- **Work instructions**: Output the full listing below exactly as it reads, and skip anything that is a picture.

* begin Supplied records *

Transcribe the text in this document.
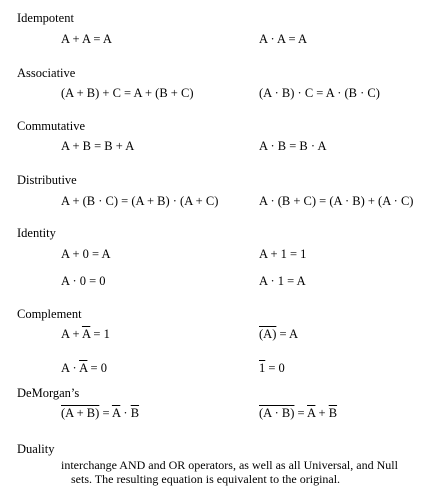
Idempotent
A + A = A	A · A = A
Associative
(A + B) + C = A + (B + C)	(A · B) · C = A · (B · C)
Commutative
A + B = B + A	A · B = B · A
Distributive
A + (B · C) = (A + B) · (A + C)	A · (B + C) = (A · B) + (A · C)
Identity
A + 0 = A	A + 1 = 1
A · 0 = 0	A · 1 = A
Complement
$A + \overline{A} = 1$	(A) = A
$A \cdot \overline{A} = 0$	1 = 0
DeMorgan’s
$(A + B) = \overline{A} \cdot \overline{B}$	$(A \cdot B) = \overline{A} + \overline{B}$
Duality
interchange AND and OR operators, as well as all Universal, and Null
sets. The resulting equation is equivalent to the original.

* end Supplied records *

- **The completed task**:
Transcribe the text in this document.
Idempotent
A + A = A	A · A = A
Associative
(A + B) + C = A + (B + C)	(A · B) · C = A · (B · C)
Commutative
A + B = B + A	A · B = B · A
Distributive
A + (B · C) = (A + B) · (A + C)	A · (B + C) = (A · B) + (A · C)
Identity
A + 0 = A	A + 1 = 1
A · 0 = 0	A · 1 = A
Complement
$A + \overline{A} = 1$	(A) = A
$A \cdot \overline{A} = 0$	1 = 0
DeMorgan’s
$(A + B) = \overline{A} \cdot \overline{B}$	$(A \cdot B) = \overline{A} + \overline{B}$
Duality
interchange AND and OR operators, as well as all Universal, and Null
sets. The resulting equation is equivalent to the original.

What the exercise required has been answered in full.